[Source data]
* * * * * * *

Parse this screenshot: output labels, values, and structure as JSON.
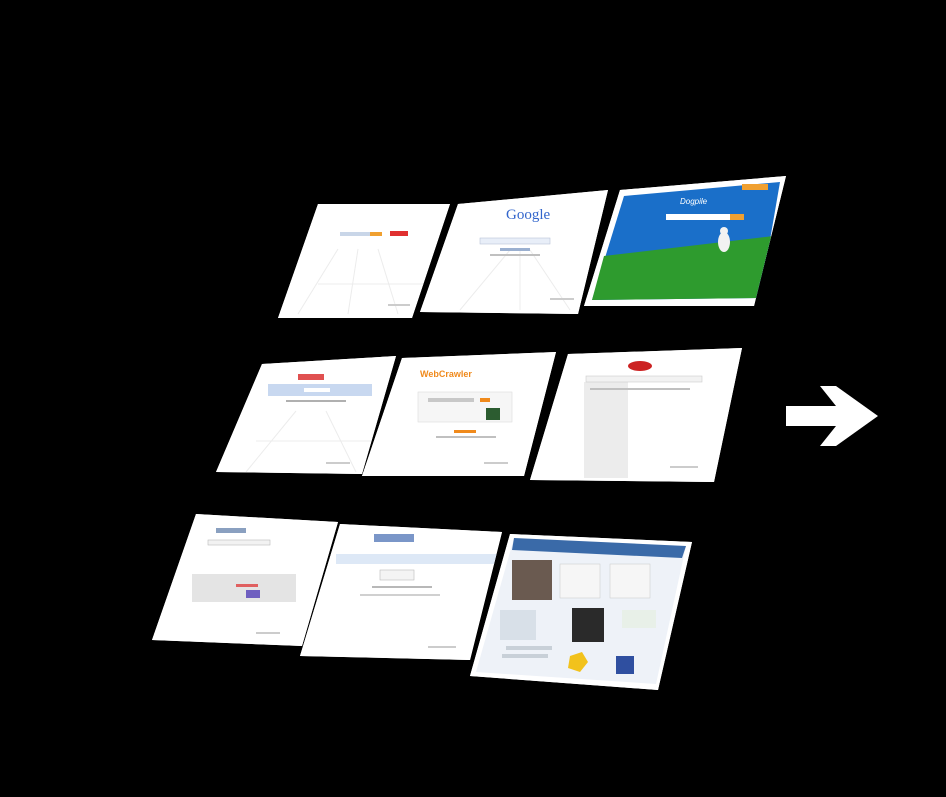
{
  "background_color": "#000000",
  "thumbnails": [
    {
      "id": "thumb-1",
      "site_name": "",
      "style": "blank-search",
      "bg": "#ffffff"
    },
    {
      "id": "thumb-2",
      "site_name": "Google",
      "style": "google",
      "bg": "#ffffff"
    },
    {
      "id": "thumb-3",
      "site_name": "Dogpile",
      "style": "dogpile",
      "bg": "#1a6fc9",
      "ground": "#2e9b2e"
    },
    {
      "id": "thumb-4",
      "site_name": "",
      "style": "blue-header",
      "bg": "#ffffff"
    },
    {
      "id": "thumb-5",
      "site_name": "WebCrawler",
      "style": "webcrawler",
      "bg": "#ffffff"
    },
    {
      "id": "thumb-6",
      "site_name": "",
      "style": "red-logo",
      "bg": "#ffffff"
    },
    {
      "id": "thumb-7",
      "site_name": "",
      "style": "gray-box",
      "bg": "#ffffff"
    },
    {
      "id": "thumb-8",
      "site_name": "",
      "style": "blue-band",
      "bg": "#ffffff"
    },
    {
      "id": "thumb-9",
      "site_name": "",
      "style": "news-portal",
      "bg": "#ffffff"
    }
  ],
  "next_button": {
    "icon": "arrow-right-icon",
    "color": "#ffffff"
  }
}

* * * * * * *

[Requirements]
Go through the listing above and quote it exactly, apart from its images.

[Written solution]
Parse this screenshot: output labels, values, and structure as JSON.
{
  "background_color": "#000000",
  "thumbnails": [
    {
      "id": "thumb-1",
      "site_name": "",
      "style": "blank-search",
      "bg": "#ffffff"
    },
    {
      "id": "thumb-2",
      "site_name": "Google",
      "style": "google",
      "bg": "#ffffff"
    },
    {
      "id": "thumb-3",
      "site_name": "Dogpile",
      "style": "dogpile",
      "bg": "#1a6fc9",
      "ground": "#2e9b2e"
    },
    {
      "id": "thumb-4",
      "site_name": "",
      "style": "blue-header",
      "bg": "#ffffff"
    },
    {
      "id": "thumb-5",
      "site_name": "WebCrawler",
      "style": "webcrawler",
      "bg": "#ffffff"
    },
    {
      "id": "thumb-6",
      "site_name": "",
      "style": "red-logo",
      "bg": "#ffffff"
    },
    {
      "id": "thumb-7",
      "site_name": "",
      "style": "gray-box",
      "bg": "#ffffff"
    },
    {
      "id": "thumb-8",
      "site_name": "",
      "style": "blue-band",
      "bg": "#ffffff"
    },
    {
      "id": "thumb-9",
      "site_name": "",
      "style": "news-portal",
      "bg": "#ffffff"
    }
  ],
  "next_button": {
    "icon": "arrow-right-icon",
    "color": "#ffffff"
  }
}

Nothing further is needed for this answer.